== Exercise data

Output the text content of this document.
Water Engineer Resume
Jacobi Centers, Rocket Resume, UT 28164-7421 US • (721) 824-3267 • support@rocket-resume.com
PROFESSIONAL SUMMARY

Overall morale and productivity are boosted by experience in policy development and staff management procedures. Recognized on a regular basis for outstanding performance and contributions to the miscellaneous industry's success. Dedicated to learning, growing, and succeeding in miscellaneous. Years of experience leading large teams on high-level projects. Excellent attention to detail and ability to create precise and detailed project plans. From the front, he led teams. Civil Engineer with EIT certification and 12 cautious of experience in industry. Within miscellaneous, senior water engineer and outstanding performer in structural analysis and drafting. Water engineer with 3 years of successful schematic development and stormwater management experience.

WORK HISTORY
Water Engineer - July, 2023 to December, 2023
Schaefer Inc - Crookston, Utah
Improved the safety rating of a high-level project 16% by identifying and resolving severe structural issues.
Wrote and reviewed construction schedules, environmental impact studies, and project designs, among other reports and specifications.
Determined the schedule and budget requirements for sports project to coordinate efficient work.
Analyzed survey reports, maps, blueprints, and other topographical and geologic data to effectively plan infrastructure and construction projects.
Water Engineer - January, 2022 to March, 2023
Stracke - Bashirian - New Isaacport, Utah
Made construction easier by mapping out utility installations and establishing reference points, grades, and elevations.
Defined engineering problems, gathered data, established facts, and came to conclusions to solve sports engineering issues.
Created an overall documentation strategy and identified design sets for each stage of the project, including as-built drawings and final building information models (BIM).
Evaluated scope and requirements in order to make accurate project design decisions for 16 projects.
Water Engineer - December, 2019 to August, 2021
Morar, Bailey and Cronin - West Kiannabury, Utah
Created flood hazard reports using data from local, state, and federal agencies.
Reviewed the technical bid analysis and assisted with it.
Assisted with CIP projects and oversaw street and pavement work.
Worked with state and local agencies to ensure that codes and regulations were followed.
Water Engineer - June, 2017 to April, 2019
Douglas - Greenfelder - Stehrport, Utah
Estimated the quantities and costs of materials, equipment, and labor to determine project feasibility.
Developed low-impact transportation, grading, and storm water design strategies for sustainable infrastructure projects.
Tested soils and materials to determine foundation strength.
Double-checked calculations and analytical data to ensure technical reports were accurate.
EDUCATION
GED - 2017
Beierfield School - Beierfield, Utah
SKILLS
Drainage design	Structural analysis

====

Copy all of the data exactly.

**Result of the task:**
Output the text content of this document.
Water Engineer Resume
Jacobi Centers, Rocket Resume, UT 28164-7421 US • (721) 824-3267 • support@rocket-resume.com
PROFESSIONAL SUMMARY

Overall morale and productivity are boosted by experience in policy development and staff management procedures. Recognized on a regular basis for outstanding performance and contributions to the miscellaneous industry's success. Dedicated to learning, growing, and succeeding in miscellaneous. Years of experience leading large teams on high-level projects. Excellent attention to detail and ability to create precise and detailed project plans. From the front, he led teams. Civil Engineer with EIT certification and 12 cautious of experience in industry. Within miscellaneous, senior water engineer and outstanding performer in structural analysis and drafting. Water engineer with 3 years of successful schematic development and stormwater management experience.

WORK HISTORY
Water Engineer - July, 2023 to December, 2023
Schaefer Inc - Crookston, Utah
Improved the safety rating of a high-level project 16% by identifying and resolving severe structural issues.
Wrote and reviewed construction schedules, environmental impact studies, and project designs, among other reports and specifications.
Determined the schedule and budget requirements for sports project to coordinate efficient work.
Analyzed survey reports, maps, blueprints, and other topographical and geologic data to effectively plan infrastructure and construction projects.
Water Engineer - January, 2022 to March, 2023
Stracke - Bashirian - New Isaacport, Utah
Made construction easier by mapping out utility installations and establishing reference points, grades, and elevations.
Defined engineering problems, gathered data, established facts, and came to conclusions to solve sports engineering issues.
Created an overall documentation strategy and identified design sets for each stage of the project, including as-built drawings and final building information models (BIM).
Evaluated scope and requirements in order to make accurate project design decisions for 16 projects.
Water Engineer - December, 2019 to August, 2021
Morar, Bailey and Cronin - West Kiannabury, Utah
Created flood hazard reports using data from local, state, and federal agencies.
Reviewed the technical bid analysis and assisted with it.
Assisted with CIP projects and oversaw street and pavement work.
Worked with state and local agencies to ensure that codes and regulations were followed.
Water Engineer - June, 2017 to April, 2019
Douglas - Greenfelder - Stehrport, Utah
Estimated the quantities and costs of materials, equipment, and labor to determine project feasibility.
Developed low-impact transportation, grading, and storm water design strategies for sustainable infrastructure projects.
Tested soils and materials to determine foundation strength.
Double-checked calculations and analytical data to ensure technical reports were accurate.
EDUCATION
GED - 2017
Beierfield School - Beierfield, Utah
SKILLS
Drainage design	Structural analysis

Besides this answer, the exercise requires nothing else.